_TASK REQUIREMENTS_
Copy the entries word for word, beginning at their very first line and stopping after the line that contains "- card-browse-resources[interactable]: 浏览资源".

# Start of GIVEN DATA

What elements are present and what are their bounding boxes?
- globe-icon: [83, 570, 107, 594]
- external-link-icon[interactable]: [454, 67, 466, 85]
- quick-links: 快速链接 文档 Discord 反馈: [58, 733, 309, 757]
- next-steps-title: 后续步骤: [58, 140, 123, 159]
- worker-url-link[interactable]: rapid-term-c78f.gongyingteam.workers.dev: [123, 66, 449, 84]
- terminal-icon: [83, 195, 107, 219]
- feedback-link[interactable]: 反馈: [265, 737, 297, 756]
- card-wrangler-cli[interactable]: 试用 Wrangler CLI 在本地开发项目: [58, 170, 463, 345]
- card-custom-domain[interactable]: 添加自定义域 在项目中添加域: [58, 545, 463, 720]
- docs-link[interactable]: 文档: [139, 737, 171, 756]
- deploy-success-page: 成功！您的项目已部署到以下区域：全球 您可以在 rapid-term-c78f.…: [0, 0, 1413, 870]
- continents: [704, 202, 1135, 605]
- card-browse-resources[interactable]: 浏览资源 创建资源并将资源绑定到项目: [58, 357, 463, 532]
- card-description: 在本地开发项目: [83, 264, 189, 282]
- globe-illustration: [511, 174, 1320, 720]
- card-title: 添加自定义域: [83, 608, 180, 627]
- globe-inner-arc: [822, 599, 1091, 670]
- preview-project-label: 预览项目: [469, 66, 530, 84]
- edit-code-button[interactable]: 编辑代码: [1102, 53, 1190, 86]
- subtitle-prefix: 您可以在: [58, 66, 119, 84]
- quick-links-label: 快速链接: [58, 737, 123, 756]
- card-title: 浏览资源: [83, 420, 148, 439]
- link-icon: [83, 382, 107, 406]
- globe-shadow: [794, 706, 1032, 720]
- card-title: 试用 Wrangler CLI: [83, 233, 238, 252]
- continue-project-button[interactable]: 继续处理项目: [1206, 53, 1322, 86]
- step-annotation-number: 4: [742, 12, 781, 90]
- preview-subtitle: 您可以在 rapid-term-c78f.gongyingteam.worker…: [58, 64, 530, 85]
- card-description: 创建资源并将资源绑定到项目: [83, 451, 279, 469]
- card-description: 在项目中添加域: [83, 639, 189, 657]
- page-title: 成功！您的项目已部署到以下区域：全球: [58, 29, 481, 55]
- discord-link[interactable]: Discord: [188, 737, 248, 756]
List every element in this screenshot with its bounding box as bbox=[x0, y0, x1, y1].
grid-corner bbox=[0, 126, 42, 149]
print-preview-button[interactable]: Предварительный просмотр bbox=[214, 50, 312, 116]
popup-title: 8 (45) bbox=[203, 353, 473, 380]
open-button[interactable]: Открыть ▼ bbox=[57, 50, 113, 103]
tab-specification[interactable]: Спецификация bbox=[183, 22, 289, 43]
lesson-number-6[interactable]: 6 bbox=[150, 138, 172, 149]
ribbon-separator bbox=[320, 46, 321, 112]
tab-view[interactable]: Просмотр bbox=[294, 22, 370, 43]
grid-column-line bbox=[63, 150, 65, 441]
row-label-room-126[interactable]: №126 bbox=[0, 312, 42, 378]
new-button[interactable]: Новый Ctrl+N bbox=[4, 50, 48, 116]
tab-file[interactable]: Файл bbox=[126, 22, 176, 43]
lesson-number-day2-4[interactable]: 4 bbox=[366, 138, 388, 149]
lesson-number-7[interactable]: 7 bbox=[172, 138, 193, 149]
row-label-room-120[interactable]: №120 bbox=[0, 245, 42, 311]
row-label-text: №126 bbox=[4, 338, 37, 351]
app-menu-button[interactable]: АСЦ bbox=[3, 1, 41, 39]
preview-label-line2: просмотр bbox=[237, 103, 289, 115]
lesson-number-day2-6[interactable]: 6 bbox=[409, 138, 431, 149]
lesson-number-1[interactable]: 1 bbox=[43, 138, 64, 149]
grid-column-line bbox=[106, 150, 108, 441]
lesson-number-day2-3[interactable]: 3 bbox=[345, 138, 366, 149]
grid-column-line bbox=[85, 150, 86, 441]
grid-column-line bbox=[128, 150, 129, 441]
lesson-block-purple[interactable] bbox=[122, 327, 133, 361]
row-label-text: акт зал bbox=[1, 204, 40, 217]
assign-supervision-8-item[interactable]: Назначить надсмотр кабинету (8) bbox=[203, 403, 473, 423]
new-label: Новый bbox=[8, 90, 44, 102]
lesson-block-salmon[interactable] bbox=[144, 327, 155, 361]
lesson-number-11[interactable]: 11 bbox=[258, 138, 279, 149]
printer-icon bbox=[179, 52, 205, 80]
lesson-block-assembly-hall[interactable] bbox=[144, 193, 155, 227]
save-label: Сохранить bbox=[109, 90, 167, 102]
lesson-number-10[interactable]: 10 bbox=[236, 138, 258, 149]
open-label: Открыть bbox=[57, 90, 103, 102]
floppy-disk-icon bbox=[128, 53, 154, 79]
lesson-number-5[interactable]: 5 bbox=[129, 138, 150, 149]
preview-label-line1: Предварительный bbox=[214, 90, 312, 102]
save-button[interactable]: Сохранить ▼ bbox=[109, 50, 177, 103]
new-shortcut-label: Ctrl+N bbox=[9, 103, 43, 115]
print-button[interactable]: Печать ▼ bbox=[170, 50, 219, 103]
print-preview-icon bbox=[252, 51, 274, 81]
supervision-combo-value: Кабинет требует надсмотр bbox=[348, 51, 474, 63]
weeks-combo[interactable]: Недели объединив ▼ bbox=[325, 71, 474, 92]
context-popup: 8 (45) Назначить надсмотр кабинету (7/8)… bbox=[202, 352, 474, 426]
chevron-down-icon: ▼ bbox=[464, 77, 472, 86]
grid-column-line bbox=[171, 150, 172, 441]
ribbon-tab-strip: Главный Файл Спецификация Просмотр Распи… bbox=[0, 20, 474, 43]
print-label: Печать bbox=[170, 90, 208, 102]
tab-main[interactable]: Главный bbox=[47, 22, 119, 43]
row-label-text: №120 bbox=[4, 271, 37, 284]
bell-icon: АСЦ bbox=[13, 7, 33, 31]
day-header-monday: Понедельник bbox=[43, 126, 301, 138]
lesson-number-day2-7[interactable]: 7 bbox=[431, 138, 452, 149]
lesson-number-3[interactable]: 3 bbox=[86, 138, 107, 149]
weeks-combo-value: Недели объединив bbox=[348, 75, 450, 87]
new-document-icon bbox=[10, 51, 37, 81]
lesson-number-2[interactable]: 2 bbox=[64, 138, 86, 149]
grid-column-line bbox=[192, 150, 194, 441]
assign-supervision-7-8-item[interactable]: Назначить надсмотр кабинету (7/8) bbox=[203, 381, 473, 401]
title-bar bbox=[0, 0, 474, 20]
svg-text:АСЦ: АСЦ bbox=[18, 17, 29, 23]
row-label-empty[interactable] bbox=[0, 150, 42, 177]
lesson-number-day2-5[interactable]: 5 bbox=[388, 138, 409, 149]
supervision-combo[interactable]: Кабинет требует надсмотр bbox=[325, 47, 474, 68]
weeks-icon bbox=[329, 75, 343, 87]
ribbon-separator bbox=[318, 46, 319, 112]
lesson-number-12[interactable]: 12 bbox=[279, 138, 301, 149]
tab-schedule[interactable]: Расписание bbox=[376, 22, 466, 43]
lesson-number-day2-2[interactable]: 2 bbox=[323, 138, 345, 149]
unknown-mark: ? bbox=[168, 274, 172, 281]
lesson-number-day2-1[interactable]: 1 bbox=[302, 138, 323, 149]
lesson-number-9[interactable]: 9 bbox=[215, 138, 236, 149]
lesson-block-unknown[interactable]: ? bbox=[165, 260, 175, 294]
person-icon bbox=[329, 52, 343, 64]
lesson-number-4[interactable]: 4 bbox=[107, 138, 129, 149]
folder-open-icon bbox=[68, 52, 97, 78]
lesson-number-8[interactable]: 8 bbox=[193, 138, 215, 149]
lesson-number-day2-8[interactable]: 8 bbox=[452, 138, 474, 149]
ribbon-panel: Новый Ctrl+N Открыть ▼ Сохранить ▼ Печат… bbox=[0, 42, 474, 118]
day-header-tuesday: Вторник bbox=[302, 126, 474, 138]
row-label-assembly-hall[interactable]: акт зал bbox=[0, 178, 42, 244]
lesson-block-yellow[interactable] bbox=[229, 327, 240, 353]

# End of GIVEN DATA

_FINAL RESULT_
What elements are present and what are their bounding boxes?
- globe-icon: [83, 570, 107, 594]
- external-link-icon[interactable]: [454, 67, 466, 85]
- quick-links: 快速链接 文档 Discord 反馈: [58, 733, 309, 757]
- next-steps-title: 后续步骤: [58, 140, 123, 159]
- worker-url-link[interactable]: rapid-term-c78f.gongyingteam.workers.dev: [123, 66, 449, 84]
- terminal-icon: [83, 195, 107, 219]
- feedback-link[interactable]: 反馈: [265, 737, 297, 756]
- card-wrangler-cli[interactable]: 试用 Wrangler CLI 在本地开发项目: [58, 170, 463, 345]
- card-custom-domain[interactable]: 添加自定义域 在项目中添加域: [58, 545, 463, 720]
- docs-link[interactable]: 文档: [139, 737, 171, 756]
- deploy-success-page: 成功！您的项目已部署到以下区域：全球 您可以在 rapid-term-c78f.…: [0, 0, 1413, 870]
- continents: [704, 202, 1135, 605]
- card-browse-resources[interactable]: 浏览资源 创建资源并将资源绑定到项目: [58, 357, 463, 532]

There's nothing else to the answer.